= Exercise requirements =
State only the number of lines that include "biotech".

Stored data
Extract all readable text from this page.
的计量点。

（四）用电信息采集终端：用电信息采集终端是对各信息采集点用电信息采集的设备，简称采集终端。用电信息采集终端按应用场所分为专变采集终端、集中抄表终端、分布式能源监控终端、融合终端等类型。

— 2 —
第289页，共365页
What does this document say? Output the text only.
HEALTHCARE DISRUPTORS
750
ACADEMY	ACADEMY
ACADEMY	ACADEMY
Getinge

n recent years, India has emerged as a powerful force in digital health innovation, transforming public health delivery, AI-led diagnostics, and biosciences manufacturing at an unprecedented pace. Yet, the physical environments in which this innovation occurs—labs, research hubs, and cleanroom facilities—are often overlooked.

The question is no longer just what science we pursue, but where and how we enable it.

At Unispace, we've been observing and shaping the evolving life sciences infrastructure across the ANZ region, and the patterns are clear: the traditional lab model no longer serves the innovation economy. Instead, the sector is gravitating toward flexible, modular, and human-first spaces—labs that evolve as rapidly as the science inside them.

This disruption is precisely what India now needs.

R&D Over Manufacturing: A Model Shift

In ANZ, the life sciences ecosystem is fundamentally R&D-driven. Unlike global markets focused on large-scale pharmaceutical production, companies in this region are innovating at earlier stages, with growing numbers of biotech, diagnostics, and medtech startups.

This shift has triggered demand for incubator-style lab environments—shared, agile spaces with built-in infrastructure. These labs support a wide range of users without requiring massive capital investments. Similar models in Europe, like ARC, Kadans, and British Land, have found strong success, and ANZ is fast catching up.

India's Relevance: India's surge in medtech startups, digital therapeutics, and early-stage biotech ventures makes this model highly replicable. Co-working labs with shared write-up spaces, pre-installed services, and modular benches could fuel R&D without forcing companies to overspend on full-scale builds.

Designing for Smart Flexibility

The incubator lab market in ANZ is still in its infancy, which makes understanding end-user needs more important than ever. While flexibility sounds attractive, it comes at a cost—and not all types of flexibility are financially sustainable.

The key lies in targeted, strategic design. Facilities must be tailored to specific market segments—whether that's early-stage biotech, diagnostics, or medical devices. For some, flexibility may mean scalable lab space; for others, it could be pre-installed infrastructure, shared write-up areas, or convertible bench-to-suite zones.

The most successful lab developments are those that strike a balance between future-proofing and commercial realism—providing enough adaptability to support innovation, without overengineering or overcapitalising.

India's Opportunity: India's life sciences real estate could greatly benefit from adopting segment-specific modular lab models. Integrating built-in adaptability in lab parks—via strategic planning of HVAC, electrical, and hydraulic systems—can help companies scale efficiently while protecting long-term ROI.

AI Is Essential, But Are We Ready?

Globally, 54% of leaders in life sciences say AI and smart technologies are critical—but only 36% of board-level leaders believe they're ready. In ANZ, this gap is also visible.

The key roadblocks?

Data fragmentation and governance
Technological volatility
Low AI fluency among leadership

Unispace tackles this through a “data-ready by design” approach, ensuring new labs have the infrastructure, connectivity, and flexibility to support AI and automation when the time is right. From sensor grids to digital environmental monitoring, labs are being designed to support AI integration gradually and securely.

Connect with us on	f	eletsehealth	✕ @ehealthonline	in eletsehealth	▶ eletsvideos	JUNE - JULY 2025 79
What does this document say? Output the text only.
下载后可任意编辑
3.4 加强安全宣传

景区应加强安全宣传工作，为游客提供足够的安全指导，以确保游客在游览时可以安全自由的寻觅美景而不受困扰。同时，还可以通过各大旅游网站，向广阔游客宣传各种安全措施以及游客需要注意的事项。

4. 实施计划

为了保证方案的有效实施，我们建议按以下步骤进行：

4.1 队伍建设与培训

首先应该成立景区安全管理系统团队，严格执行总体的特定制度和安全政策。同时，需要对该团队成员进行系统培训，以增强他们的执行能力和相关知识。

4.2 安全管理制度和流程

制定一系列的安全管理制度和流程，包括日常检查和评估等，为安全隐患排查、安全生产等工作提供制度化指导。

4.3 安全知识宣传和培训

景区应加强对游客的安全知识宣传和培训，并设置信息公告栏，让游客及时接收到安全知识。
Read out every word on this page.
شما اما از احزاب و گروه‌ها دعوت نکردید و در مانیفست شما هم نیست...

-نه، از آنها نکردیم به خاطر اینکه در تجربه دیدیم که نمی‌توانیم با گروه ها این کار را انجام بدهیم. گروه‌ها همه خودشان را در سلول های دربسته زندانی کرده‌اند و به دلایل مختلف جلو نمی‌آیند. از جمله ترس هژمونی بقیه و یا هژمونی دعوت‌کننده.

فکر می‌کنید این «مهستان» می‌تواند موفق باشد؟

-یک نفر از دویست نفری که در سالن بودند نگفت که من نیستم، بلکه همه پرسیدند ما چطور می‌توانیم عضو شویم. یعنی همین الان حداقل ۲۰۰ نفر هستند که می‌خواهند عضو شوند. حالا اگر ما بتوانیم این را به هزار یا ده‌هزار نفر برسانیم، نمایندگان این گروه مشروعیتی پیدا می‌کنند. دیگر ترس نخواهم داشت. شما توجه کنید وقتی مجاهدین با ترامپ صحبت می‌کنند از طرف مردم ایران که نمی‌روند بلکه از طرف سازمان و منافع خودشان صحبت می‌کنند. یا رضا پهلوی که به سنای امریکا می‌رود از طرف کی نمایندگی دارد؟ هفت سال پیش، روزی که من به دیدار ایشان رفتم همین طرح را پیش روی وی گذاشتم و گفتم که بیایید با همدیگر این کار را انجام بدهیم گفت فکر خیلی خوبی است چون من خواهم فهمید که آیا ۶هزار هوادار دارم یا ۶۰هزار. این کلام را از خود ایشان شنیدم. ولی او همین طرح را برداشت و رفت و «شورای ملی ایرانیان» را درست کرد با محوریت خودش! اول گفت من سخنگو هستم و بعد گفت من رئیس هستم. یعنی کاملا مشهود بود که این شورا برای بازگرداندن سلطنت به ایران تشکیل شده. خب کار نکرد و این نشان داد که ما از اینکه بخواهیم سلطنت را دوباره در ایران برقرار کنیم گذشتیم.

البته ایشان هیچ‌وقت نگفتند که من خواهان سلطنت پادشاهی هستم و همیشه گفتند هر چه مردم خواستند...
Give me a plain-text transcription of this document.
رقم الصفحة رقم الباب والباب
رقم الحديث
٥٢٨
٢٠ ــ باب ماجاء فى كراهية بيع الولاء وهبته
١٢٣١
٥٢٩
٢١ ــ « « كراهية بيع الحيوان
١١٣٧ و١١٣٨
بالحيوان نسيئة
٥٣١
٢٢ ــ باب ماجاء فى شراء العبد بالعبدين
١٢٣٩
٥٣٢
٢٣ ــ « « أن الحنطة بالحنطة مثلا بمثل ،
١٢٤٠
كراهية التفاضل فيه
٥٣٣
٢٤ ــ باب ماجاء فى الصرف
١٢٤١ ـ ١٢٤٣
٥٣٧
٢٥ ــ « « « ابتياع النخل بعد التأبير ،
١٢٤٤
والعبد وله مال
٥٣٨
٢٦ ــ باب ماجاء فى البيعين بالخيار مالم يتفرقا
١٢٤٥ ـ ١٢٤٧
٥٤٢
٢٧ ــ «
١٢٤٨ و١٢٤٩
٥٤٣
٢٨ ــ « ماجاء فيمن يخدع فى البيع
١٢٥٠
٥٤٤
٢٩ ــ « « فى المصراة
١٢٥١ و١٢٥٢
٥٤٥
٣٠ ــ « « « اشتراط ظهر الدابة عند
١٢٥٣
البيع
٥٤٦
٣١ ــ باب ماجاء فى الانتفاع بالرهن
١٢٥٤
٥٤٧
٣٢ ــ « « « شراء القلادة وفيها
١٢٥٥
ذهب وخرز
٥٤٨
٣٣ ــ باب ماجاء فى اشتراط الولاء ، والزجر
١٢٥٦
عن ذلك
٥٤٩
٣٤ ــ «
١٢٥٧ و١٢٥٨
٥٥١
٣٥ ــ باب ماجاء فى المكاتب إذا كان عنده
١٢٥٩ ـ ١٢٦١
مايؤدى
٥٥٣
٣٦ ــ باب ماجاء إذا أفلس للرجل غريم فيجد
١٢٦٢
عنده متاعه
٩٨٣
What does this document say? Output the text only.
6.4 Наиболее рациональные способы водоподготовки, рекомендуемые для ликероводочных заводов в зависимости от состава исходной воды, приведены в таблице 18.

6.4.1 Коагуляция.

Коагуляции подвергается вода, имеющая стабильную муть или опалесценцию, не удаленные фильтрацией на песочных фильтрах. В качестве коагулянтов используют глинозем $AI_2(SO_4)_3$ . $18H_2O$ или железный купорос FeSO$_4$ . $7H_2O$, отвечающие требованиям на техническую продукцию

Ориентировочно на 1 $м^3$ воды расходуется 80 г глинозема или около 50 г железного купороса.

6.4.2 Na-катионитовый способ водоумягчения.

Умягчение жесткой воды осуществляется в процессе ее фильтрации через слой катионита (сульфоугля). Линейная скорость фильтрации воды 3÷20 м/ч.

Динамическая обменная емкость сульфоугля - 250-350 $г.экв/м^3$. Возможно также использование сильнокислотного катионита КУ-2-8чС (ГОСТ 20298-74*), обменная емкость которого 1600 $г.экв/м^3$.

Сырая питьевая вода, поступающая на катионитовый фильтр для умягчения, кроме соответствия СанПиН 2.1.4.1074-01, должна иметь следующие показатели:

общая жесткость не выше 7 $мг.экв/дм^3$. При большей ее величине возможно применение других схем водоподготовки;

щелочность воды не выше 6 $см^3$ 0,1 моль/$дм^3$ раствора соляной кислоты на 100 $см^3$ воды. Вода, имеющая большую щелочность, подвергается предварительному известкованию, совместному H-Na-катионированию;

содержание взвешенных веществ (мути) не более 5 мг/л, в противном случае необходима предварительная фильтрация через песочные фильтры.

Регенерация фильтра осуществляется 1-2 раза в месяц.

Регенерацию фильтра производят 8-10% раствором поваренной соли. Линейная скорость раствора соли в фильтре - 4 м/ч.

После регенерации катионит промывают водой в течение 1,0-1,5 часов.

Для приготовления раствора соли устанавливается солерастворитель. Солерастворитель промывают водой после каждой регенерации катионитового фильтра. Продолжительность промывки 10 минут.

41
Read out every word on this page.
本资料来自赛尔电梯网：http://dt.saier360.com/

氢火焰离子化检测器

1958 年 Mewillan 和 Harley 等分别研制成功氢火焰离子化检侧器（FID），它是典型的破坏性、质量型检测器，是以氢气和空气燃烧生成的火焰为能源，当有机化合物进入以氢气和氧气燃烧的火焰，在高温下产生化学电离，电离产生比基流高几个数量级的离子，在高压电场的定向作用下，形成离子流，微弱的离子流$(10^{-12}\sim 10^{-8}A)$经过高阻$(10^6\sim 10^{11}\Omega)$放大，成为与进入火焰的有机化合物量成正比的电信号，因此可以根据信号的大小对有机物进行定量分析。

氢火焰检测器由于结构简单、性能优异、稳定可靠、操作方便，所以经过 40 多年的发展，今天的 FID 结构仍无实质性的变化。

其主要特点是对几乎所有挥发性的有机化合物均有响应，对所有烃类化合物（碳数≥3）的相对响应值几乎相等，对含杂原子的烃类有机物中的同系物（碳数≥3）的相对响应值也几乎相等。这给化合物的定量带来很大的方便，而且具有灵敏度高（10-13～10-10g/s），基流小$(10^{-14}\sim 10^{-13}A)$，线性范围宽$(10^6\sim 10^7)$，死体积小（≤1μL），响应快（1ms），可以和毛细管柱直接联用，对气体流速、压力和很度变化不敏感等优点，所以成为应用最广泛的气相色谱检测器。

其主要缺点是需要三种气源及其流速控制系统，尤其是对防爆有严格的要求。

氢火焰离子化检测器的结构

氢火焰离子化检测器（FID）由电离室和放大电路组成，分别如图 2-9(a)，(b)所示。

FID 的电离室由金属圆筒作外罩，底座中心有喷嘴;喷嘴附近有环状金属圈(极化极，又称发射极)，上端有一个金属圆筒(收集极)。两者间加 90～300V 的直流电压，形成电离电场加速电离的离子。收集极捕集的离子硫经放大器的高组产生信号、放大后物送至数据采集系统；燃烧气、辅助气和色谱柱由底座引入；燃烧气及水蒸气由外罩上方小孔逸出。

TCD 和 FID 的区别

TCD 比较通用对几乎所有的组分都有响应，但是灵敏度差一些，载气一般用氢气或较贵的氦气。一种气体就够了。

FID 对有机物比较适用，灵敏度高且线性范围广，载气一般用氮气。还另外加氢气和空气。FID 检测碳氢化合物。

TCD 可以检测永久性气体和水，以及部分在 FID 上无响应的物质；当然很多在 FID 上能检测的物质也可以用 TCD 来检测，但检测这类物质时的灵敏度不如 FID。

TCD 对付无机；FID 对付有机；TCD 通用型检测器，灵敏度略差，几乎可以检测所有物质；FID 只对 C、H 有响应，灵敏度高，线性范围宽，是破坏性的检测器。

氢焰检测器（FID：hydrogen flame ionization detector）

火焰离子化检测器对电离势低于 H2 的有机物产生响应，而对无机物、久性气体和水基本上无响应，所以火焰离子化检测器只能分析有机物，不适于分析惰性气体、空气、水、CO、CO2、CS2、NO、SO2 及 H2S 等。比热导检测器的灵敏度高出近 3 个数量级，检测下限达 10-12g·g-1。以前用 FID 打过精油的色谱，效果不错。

= Worked solution =
3